- [Extracted entries]:
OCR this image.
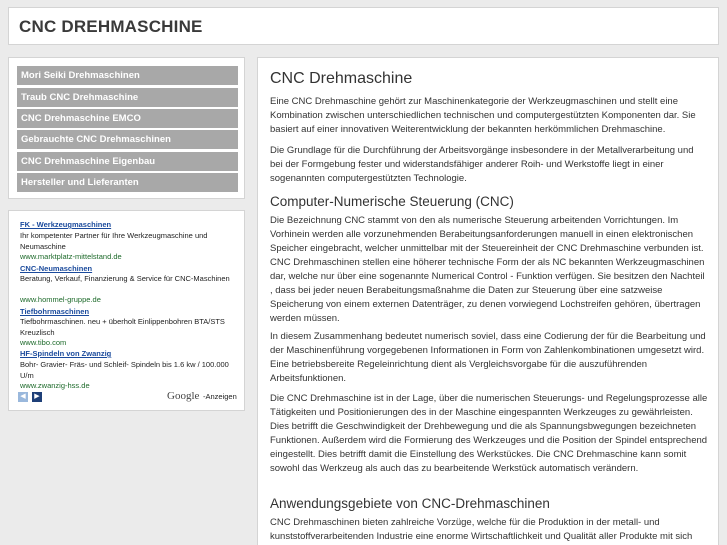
CNC DREHMASCHINE
Mori Seiki Drehmaschinen
Traub CNC Drehmaschine
CNC Drehmaschine EMCO
Gebrauchte CNC Drehmaschinen
CNC Drehmaschine Eigenbau
Hersteller und Lieferanten
FK - Werkzeugmaschinen
Ihr kompetenter Partner für Ihre Werkzeugmaschine und Neumaschine
www.marktplatz-mittelstand.de
CNC-Neumaschinen
Beratung, Verkauf, Finanzierung & Service für CNC-Maschinen
www.hommel-gruppe.de
Tiefbohrmaschinen
Tiefbohrmaschinen. neu + überholt Einlippenbohren BTA/STS Kreuzlisch
www.tibo.com
HF-Spindeln von Zwanzig
Bohr- Gravier- Fräs- und Schleif- Spindeln bis 1.6 kw / 100.000 U/m
www.zwanzig-hss.de
◀	▶	Google -Anzeigen
CNC Drehmaschine
Eine CNC Drehmaschine gehört zur Maschinenkategorie der Werkzeugmaschinen und stellt eine Kombination zwischen unterschiedlichen technischen und computergestützten Komponenten dar. Sie basiert auf einer innovativen Weiterentwicklung der bekannten herkömmlichen Drehmaschine.
Die Grundlage für die Durchführung der Arbeitsvorgänge insbesondere in der Metallverarbeitung und bei der Formgebung fester und widerstandsfähiger anderer Roih- und Werkstoffe liegt in einer sogenannten computergestützten Technologie.
Computer-Numerische Steuerung (CNC)
Die Bezeichnung CNC stammt von den als numerische Steuerung arbeitenden Vorrichtungen. Im Vorhinein werden alle vorzunehmenden Berabeitungsanforderungen manuell in einen elektronischen Speicher eingebracht, welcher unmittelbar mit der Steuereinheit der CNC Drehmaschine verbunden ist. CNC Drehmaschinen stellen eine höherer technische Form der als NC bekannten Werkzeugmaschinen dar, welche nur über eine sogenannte Numerical Control - Funktion verfügen. Sie besitzen den Nachteil , dass bei jeder neuen Berabeitungsmaßnahme die Daten zur Steuerung über eine satzweise Speicherung von einem externen Datenträger, zu denen vorwiegend Lochstreifen gehören, übertragen werden müssen.
In diesem Zusammenhang bedeutet numerisch soviel, dass eine Codierung der für die Bearbeitung und der Maschinenführung vorgegebenen Informationen in Form von Zahlenkombinationen umgesetzt wird. Eine betriebsbereite Regeleinrichtung dient als Vergleichsvorgabe für die auszuführenden Arbeitsfunktionen.
Die CNC Drehmaschine ist in der Lage, über die numerischen Steuerungs- und Regelungsprozesse alle Tätigkeiten und Positionierungen des in der Maschine eingespannten Werkzeuges zu gewährleisten. Dies betrifft die Geschwindigkeit der Drehbewegung und die als Spannungsbwegungen bezeichneten Funktionen. Außerdem wird die Formierung des Werkzeuges und die Position der Spindel entsprechend eingestellt. Dies betrifft damit die Einstellung des Werkstückes. Die CNC Drehmaschine kann somit sowohl das Werkzeug als auch das zu bearbeitende Werkstück automatisch verändern.
Anwendungsgebiete von CNC-Drehmaschinen
CNC Drehmaschinen bieten zahlreiche Vorzüge, welche für die Produktion in der metall- und kunststoffverarbeitenden Industrie eine enorme Wirtschaftlichkeit und Qualität aller Produkte mit sich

- [Goal]:
Find all the lines containing "einer" in the material, then copy them.

- [Exercise answer]:
Eine CNC Drehmaschine gehört zur Maschinenkategorie der Werkzeugmaschinen und stellt eine Kombination zwischen unterschiedlichen technischen und computergestützten Komponenten dar. Sie basiert auf einer innovativen Weiterentwicklung der bekannten herkömmlichen Drehmaschine.
Die Grundlage für die Durchführung der Arbeitsvorgänge insbesondere in der Metallverarbeitung und bei der Formgebung fester und widerstandsfähiger anderer Roih- und Werkstoffe liegt in einer sogenannten computergestützten Technologie.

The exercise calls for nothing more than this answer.